DATA LINES:
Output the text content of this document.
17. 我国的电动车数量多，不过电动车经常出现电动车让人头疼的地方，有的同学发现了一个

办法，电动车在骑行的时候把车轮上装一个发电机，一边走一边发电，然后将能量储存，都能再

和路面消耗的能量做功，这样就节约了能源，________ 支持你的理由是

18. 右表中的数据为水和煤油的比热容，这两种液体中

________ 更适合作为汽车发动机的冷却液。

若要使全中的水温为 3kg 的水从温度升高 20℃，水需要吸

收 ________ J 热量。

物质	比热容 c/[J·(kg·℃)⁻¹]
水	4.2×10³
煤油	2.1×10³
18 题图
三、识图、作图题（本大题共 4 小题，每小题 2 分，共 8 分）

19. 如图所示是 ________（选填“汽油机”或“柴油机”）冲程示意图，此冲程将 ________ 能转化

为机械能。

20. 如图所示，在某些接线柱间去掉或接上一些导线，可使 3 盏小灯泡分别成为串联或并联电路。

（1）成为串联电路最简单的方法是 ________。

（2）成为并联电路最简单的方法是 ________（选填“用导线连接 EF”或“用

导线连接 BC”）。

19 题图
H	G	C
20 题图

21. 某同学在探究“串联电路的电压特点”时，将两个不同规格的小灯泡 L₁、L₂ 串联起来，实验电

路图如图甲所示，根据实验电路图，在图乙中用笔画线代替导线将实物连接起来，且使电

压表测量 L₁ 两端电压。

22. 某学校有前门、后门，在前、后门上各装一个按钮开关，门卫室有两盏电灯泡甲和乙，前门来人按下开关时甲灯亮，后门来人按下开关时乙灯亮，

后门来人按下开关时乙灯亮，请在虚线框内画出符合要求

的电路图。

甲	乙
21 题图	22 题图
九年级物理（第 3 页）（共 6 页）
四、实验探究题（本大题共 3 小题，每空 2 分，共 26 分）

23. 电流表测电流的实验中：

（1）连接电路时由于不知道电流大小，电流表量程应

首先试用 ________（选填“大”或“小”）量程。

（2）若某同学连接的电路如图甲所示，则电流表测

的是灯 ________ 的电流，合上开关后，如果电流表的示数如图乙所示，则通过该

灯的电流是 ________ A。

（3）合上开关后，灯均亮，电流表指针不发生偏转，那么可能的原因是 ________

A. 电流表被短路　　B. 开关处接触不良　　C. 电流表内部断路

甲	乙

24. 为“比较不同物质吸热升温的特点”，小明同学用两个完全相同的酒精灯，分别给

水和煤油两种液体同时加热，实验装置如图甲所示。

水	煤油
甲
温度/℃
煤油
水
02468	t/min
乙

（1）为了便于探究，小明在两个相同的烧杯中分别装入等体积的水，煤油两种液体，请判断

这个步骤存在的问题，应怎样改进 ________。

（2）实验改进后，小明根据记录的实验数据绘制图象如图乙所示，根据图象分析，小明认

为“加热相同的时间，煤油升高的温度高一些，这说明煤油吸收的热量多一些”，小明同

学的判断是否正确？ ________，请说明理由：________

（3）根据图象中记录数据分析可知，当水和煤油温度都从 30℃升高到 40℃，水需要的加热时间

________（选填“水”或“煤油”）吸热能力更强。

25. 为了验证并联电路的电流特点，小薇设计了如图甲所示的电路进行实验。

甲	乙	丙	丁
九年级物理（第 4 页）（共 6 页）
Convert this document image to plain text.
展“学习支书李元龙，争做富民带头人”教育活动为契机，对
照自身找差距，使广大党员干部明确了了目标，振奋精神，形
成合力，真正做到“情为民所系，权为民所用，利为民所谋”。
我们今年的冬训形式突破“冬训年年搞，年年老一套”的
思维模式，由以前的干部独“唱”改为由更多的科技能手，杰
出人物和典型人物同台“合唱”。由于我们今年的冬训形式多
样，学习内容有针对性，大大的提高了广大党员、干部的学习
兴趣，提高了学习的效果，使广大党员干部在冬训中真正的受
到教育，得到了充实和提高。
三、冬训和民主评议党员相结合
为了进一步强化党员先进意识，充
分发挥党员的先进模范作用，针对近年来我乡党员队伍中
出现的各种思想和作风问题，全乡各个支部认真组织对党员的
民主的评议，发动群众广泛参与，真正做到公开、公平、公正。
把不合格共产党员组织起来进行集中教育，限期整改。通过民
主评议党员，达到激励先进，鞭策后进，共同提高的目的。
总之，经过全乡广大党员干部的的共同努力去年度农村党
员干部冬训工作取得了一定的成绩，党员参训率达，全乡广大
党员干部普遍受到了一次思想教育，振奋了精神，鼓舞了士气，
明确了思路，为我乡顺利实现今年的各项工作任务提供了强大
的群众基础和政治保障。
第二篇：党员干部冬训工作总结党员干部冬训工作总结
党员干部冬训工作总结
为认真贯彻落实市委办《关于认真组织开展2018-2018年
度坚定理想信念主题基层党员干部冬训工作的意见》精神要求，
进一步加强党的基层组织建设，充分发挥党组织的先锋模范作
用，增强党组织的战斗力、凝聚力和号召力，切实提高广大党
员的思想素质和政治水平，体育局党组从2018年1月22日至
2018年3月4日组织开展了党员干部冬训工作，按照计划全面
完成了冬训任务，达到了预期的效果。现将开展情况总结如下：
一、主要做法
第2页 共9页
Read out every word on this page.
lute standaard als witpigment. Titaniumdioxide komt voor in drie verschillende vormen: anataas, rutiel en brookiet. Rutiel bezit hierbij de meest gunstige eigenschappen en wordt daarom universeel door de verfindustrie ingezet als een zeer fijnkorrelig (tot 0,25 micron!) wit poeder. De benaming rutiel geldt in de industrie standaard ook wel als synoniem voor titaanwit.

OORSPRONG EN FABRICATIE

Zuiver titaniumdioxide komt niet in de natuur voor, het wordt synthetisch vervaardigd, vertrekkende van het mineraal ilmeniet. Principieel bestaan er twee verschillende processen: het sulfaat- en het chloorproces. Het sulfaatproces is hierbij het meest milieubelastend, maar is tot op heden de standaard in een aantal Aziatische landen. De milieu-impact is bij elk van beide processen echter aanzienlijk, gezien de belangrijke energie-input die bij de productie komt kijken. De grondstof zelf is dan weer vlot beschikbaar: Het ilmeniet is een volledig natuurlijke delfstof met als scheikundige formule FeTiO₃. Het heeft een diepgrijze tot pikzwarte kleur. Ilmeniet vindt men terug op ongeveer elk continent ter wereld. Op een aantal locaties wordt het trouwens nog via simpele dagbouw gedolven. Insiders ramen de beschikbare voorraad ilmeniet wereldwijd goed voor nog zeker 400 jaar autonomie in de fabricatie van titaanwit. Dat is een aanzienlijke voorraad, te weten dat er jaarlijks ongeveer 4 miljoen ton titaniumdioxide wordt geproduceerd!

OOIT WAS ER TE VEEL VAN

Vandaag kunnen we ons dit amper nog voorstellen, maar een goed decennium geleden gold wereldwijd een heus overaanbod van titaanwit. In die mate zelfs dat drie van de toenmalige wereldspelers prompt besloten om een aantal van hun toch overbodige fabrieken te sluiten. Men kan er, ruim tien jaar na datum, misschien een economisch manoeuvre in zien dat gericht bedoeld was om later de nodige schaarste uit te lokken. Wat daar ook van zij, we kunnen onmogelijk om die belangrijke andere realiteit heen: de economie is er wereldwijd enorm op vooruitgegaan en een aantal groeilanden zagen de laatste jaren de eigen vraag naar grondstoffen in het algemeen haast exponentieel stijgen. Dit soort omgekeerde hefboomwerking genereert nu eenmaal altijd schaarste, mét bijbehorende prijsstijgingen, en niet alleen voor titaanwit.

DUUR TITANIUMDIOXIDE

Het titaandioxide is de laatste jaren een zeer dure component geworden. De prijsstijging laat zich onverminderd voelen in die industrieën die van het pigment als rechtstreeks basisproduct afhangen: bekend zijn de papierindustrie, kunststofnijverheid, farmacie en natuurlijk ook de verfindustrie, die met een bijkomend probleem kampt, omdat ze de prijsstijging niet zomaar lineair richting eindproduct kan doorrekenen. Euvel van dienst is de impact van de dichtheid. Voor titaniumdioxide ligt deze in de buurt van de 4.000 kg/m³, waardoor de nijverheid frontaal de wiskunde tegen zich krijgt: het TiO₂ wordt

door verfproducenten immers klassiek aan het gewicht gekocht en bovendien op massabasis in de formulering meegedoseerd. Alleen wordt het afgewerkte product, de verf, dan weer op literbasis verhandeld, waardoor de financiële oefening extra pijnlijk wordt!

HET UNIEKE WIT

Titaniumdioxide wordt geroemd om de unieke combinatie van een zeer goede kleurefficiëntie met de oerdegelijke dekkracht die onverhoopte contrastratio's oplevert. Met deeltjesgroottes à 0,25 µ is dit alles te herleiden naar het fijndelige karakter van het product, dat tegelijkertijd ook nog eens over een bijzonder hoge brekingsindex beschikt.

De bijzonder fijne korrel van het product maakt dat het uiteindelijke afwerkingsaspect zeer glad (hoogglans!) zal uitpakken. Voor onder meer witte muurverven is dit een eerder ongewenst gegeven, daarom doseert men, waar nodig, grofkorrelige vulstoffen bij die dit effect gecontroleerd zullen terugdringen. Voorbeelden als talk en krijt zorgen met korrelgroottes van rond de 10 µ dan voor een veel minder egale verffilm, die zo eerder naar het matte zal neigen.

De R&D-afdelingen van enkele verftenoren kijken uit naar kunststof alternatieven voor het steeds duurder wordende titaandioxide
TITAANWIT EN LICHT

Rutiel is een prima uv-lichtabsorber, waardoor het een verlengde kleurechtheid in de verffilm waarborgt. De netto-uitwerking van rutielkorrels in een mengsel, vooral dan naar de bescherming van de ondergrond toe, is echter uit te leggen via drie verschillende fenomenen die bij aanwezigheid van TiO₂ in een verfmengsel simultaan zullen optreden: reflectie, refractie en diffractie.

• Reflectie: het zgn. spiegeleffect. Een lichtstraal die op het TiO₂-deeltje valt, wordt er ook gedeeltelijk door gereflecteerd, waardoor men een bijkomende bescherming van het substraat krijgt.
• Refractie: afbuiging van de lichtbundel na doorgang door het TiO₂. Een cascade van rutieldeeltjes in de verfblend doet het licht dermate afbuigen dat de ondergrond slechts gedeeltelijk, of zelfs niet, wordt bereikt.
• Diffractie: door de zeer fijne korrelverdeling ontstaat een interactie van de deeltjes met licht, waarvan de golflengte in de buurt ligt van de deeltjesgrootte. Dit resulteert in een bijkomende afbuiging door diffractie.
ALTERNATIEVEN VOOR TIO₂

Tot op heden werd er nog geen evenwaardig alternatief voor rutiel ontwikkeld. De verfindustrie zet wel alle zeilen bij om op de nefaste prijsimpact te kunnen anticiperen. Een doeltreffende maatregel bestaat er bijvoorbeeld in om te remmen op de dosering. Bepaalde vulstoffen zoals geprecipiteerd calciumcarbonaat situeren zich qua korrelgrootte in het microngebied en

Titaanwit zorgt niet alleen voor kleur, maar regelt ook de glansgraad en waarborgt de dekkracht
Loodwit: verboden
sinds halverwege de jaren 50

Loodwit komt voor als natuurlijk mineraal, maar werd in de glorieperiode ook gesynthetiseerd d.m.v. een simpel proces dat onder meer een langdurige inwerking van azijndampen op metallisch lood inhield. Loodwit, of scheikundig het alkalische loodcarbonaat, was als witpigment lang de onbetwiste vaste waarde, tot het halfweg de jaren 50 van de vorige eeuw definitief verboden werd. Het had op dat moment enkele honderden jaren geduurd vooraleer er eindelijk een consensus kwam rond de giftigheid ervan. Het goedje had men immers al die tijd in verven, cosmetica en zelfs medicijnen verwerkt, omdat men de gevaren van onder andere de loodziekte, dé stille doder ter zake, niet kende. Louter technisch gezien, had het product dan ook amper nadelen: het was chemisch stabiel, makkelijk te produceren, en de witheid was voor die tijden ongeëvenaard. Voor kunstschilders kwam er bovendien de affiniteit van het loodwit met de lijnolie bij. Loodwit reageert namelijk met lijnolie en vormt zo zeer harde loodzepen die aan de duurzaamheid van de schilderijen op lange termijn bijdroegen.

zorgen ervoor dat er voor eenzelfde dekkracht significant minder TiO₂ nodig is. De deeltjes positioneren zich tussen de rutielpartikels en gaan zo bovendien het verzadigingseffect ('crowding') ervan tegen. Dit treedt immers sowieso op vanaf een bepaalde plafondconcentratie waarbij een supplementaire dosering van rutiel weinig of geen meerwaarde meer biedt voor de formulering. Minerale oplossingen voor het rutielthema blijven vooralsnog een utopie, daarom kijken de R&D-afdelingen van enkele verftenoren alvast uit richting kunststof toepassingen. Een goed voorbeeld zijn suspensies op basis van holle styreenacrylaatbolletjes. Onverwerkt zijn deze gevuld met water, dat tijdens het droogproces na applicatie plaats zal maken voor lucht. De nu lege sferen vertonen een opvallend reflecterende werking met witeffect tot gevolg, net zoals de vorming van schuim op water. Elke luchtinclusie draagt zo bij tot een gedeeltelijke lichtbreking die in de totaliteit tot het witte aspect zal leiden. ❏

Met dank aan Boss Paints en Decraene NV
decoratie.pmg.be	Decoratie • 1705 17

WHAT THIS TASK INVOLVES:
Find and copy every line in the entries above where the string "aantal" occurs.

TASK SOLUTION:
Zuiver titaniumdioxide komt niet in de natuur voor, het wordt synthetisch vervaardigd, vertrekkende van het mineraal ilmeniet. Principieel bestaan er twee verschillende processen: het sulfaat- en het chloorproces. Het sulfaatproces is hierbij het meest milieubelastend, maar is tot op heden de standaard in een aantal Aziatische landen. De milieu-impact is bij elk van beide processen echter aanzienlijk, gezien de belangrijke energie-input die bij de productie komt kijken. De grondstof zelf is dan weer vlot beschikbaar: Het ilmeniet is een volledig natuurlijke delfstof met als scheikundige formule FeTiO₃. Het heeft een diepgrijze tot pikzwarte kleur. Ilmeniet vindt men terug op ongeveer elk continent ter wereld. Op een aantal locaties wordt het trouwens nog via simpele dagbouw gedolven. Insiders ramen de beschikbare voorraad ilmeniet wereldwijd goed voor nog zeker 400 jaar autonomie in de fabricatie van titaanwit. Dat is een aanzienlijke voorraad, te weten dat er jaarlijks ongeveer 4 miljoen ton titaniumdioxide wordt geproduceerd!
Vandaag kunnen we ons dit amper nog voorstellen, maar een goed decennium geleden gold wereldwijd een heus overaanbod van titaanwit. In die mate zelfs dat drie van de toenmalige wereldspelers prompt besloten om een aantal van hun toch overbodige fabrieken te sluiten. Men kan er, ruim tien jaar na datum, misschien een economisch manoeuvre in zien dat gericht bedoeld was om later de nodige schaarste uit te lokken. Wat daar ook van zij, we kunnen onmogelijk om die belangrijke andere realiteit heen: de economie is er wereldwijd enorm op vooruitgegaan en een aantal groeilanden zagen de laatste jaren de eigen vraag naar grondstoffen in het algemeen haast exponentieel stijgen. Dit soort omgekeerde hefboomwerking genereert nu eenmaal altijd schaarste, mét bijbehorende prijsstijgingen, en niet alleen voor titaanwit.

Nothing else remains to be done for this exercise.